WHAT YOU WILL DO: Copy the data precisely, keeping every character.

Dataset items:
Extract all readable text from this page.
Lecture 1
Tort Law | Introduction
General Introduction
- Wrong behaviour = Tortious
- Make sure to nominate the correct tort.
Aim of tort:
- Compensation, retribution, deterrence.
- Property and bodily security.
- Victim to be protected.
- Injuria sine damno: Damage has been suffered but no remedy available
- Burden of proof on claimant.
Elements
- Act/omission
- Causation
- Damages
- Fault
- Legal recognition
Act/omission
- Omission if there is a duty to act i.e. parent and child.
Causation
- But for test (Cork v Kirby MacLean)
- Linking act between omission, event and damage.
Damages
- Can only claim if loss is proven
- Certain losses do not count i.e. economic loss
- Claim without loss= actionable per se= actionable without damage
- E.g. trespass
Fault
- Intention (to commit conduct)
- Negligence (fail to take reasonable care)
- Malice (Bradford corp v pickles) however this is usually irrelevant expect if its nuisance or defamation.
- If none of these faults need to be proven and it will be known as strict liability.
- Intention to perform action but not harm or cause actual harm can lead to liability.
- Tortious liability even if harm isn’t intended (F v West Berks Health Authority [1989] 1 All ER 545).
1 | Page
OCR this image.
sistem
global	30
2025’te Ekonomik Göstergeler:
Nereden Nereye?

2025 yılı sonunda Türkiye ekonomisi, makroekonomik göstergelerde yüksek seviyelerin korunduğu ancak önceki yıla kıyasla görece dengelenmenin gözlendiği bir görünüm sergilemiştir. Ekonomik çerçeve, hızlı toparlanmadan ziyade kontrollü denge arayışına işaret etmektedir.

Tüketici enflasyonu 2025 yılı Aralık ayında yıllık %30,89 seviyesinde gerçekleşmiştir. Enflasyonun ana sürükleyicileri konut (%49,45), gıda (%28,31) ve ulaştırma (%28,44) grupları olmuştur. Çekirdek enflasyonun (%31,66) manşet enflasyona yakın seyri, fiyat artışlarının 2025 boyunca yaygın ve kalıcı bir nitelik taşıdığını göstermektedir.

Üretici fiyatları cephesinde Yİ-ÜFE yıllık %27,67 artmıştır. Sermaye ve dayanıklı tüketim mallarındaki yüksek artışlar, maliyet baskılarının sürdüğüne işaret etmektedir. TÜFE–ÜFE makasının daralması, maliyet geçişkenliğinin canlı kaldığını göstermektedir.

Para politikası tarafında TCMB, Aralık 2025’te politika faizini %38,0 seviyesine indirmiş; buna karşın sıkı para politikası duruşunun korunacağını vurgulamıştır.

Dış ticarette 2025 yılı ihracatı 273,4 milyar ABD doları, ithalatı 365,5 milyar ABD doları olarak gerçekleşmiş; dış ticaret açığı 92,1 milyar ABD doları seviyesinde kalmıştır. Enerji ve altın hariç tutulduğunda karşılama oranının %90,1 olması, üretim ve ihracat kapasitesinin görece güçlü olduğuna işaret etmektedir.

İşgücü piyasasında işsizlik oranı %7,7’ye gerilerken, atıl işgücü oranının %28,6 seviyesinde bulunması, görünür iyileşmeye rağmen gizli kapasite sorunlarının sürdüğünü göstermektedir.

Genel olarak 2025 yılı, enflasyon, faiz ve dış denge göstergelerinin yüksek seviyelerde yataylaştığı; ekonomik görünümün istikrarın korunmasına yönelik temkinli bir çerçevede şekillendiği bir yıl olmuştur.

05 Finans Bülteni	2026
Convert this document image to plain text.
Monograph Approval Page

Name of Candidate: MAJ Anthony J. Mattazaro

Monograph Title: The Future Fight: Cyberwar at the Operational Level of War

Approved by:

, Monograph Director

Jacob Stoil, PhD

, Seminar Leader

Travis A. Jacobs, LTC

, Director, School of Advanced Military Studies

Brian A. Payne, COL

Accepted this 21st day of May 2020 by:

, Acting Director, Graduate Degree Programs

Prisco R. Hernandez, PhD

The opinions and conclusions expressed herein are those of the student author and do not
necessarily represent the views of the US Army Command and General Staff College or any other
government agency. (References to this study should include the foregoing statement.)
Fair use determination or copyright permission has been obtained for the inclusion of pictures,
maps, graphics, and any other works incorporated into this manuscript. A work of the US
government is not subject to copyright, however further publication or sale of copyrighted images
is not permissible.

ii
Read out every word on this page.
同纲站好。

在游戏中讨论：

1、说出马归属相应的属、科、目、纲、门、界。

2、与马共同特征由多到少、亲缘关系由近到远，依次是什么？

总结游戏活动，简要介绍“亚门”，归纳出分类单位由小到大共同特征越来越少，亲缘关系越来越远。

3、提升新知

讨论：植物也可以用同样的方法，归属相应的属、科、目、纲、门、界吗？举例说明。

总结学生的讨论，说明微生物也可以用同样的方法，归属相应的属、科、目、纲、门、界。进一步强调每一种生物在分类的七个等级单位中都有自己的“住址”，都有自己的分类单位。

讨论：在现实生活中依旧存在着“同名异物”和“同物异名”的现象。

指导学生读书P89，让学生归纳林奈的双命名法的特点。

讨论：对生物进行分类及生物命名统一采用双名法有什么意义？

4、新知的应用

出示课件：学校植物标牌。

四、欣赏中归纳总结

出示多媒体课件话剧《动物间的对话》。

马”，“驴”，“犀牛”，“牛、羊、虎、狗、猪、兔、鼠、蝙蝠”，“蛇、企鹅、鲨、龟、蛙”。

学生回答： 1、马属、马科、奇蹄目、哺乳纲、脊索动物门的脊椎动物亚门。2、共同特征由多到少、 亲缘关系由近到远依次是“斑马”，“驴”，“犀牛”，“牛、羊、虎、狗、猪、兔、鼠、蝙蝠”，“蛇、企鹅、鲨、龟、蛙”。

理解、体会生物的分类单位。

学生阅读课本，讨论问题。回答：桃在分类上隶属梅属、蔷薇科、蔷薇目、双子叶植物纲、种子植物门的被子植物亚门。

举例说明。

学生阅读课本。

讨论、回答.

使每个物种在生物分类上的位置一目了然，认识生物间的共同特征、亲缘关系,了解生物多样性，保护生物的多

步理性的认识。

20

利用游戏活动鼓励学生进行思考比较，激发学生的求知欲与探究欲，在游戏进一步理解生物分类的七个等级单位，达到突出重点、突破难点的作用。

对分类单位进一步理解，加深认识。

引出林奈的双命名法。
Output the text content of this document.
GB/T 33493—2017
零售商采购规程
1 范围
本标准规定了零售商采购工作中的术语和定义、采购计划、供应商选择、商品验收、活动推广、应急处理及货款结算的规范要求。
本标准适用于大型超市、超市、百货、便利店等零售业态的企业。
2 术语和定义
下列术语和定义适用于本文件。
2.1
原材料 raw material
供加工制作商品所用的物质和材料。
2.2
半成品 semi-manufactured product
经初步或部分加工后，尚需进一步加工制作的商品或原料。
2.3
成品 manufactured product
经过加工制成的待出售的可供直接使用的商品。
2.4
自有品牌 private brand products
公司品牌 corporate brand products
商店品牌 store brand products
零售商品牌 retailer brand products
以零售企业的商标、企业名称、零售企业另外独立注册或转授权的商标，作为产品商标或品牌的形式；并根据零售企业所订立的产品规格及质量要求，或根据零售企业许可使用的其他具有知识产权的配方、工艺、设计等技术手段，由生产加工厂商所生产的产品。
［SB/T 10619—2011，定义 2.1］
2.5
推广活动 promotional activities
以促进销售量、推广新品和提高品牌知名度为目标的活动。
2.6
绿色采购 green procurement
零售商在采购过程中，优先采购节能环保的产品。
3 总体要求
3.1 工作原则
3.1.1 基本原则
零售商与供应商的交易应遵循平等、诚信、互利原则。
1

COMPLETED EXERCISE:
Extract all readable text from this page.
Lecture 1
Tort Law | Introduction
General Introduction
- Wrong behaviour = Tortious
- Make sure to nominate the correct tort.
Aim of tort:
- Compensation, retribution, deterrence.
- Property and bodily security.
- Victim to be protected.
- Injuria sine damno: Damage has been suffered but no remedy available
- Burden of proof on claimant.
Elements
- Act/omission
- Causation
- Damages
- Fault
- Legal recognition
Act/omission
- Omission if there is a duty to act i.e. parent and child.
Causation
- But for test (Cork v Kirby MacLean)
- Linking act between omission, event and damage.
Damages
- Can only claim if loss is proven
- Certain losses do not count i.e. economic loss
- Claim without loss= actionable per se= actionable without damage
- E.g. trespass
Fault
- Intention (to commit conduct)
- Negligence (fail to take reasonable care)
- Malice (Bradford corp v pickles) however this is usually irrelevant expect if its nuisance or defamation.
- If none of these faults need to be proven and it will be known as strict liability.
- Intention to perform action but not harm or cause actual harm can lead to liability.
- Tortious liability even if harm isn’t intended (F v West Berks Health Authority [1989] 1 All ER 545).
1 | Page
OCR this image.
sistem
global	30
2025’te Ekonomik Göstergeler:
Nereden Nereye?

2025 yılı sonunda Türkiye ekonomisi, makroekonomik göstergelerde yüksek seviyelerin korunduğu ancak önceki yıla kıyasla görece dengelenmenin gözlendiği bir görünüm sergilemiştir. Ekonomik çerçeve, hızlı toparlanmadan ziyade kontrollü denge arayışına işaret etmektedir.

Tüketici enflasyonu 2025 yılı Aralık ayında yıllık %30,89 seviyesinde gerçekleşmiştir. Enflasyonun ana sürükleyicileri konut (%49,45), gıda (%28,31) ve ulaştırma (%28,44) grupları olmuştur. Çekirdek enflasyonun (%31,66) manşet enflasyona yakın seyri, fiyat artışlarının 2025 boyunca yaygın ve kalıcı bir nitelik taşıdığını göstermektedir.

Üretici fiyatları cephesinde Yİ-ÜFE yıllık %27,67 artmıştır. Sermaye ve dayanıklı tüketim mallarındaki yüksek artışlar, maliyet baskılarının sürdüğüne işaret etmektedir. TÜFE–ÜFE makasının daralması, maliyet geçişkenliğinin canlı kaldığını göstermektedir.

Para politikası tarafında TCMB, Aralık 2025’te politika faizini %38,0 seviyesine indirmiş; buna karşın sıkı para politikası duruşunun korunacağını vurgulamıştır.

Dış ticarette 2025 yılı ihracatı 273,4 milyar ABD doları, ithalatı 365,5 milyar ABD doları olarak gerçekleşmiş; dış ticaret açığı 92,1 milyar ABD doları seviyesinde kalmıştır. Enerji ve altın hariç tutulduğunda karşılama oranının %90,1 olması, üretim ve ihracat kapasitesinin görece güçlü olduğuna işaret etmektedir.

İşgücü piyasasında işsizlik oranı %7,7’ye gerilerken, atıl işgücü oranının %28,6 seviyesinde bulunması, görünür iyileşmeye rağmen gizli kapasite sorunlarının sürdüğünü göstermektedir.

Genel olarak 2025 yılı, enflasyon, faiz ve dış denge göstergelerinin yüksek seviyelerde yataylaştığı; ekonomik görünümün istikrarın korunmasına yönelik temkinli bir çerçevede şekillendiği bir yıl olmuştur.

05 Finans Bülteni	2026
Convert this document image to plain text.
Monograph Approval Page

Name of Candidate: MAJ Anthony J. Mattazaro

Monograph Title: The Future Fight: Cyberwar at the Operational Level of War

Approved by:

, Monograph Director

Jacob Stoil, PhD

, Seminar Leader

Travis A. Jacobs, LTC

, Director, School of Advanced Military Studies

Brian A. Payne, COL

Accepted this 21st day of May 2020 by:

, Acting Director, Graduate Degree Programs

Prisco R. Hernandez, PhD

The opinions and conclusions expressed herein are those of the student author and do not
necessarily represent the views of the US Army Command and General Staff College or any other
government agency. (References to this study should include the foregoing statement.)
Fair use determination or copyright permission has been obtained for the inclusion of pictures,
maps, graphics, and any other works incorporated into this manuscript. A work of the US
government is not subject to copyright, however further publication or sale of copyrighted images
is not permissible.

ii
Read out every word on this page.
同纲站好。

在游戏中讨论：

1、说出马归属相应的属、科、目、纲、门、界。

2、与马共同特征由多到少、亲缘关系由近到远，依次是什么？

总结游戏活动，简要介绍“亚门”，归纳出分类单位由小到大共同特征越来越少，亲缘关系越来越远。

3、提升新知

讨论：植物也可以用同样的方法，归属相应的属、科、目、纲、门、界吗？举例说明。

总结学生的讨论，说明微生物也可以用同样的方法，归属相应的属、科、目、纲、门、界。进一步强调每一种生物在分类的七个等级单位中都有自己的“住址”，都有自己的分类单位。

讨论：在现实生活中依旧存在着“同名异物”和“同物异名”的现象。

指导学生读书P89，让学生归纳林奈的双命名法的特点。

讨论：对生物进行分类及生物命名统一采用双名法有什么意义？

4、新知的应用

出示课件：学校植物标牌。

四、欣赏中归纳总结

出示多媒体课件话剧《动物间的对话》。

马”，“驴”，“犀牛”，“牛、羊、虎、狗、猪、兔、鼠、蝙蝠”，“蛇、企鹅、鲨、龟、蛙”。

学生回答： 1、马属、马科、奇蹄目、哺乳纲、脊索动物门的脊椎动物亚门。2、共同特征由多到少、 亲缘关系由近到远依次是“斑马”，“驴”，“犀牛”，“牛、羊、虎、狗、猪、兔、鼠、蝙蝠”，“蛇、企鹅、鲨、龟、蛙”。

理解、体会生物的分类单位。

学生阅读课本，讨论问题。回答：桃在分类上隶属梅属、蔷薇科、蔷薇目、双子叶植物纲、种子植物门的被子植物亚门。

举例说明。

学生阅读课本。

讨论、回答.

使每个物种在生物分类上的位置一目了然，认识生物间的共同特征、亲缘关系,了解生物多样性，保护生物的多

步理性的认识。

20

利用游戏活动鼓励学生进行思考比较，激发学生的求知欲与探究欲，在游戏进一步理解生物分类的七个等级单位，达到突出重点、突破难点的作用。

对分类单位进一步理解，加深认识。

引出林奈的双命名法。
Output the text content of this document.
GB/T 33493—2017
零售商采购规程
1 范围
本标准规定了零售商采购工作中的术语和定义、采购计划、供应商选择、商品验收、活动推广、应急处理及货款结算的规范要求。
本标准适用于大型超市、超市、百货、便利店等零售业态的企业。
2 术语和定义
下列术语和定义适用于本文件。
2.1
原材料 raw material
供加工制作商品所用的物质和材料。
2.2
半成品 semi-manufactured product
经初步或部分加工后，尚需进一步加工制作的商品或原料。
2.3
成品 manufactured product
经过加工制成的待出售的可供直接使用的商品。
2.4
自有品牌 private brand products
公司品牌 corporate brand products
商店品牌 store brand products
零售商品牌 retailer brand products
以零售企业的商标、企业名称、零售企业另外独立注册或转授权的商标，作为产品商标或品牌的形式；并根据零售企业所订立的产品规格及质量要求，或根据零售企业许可使用的其他具有知识产权的配方、工艺、设计等技术手段，由生产加工厂商所生产的产品。
［SB/T 10619—2011，定义 2.1］
2.5
推广活动 promotional activities
以促进销售量、推广新品和提高品牌知名度为目标的活动。
2.6
绿色采购 green procurement
零售商在采购过程中，优先采购节能环保的产品。
3 总体要求
3.1 工作原则
3.1.1 基本原则
零售商与供应商的交易应遵循平等、诚信、互利原则。
1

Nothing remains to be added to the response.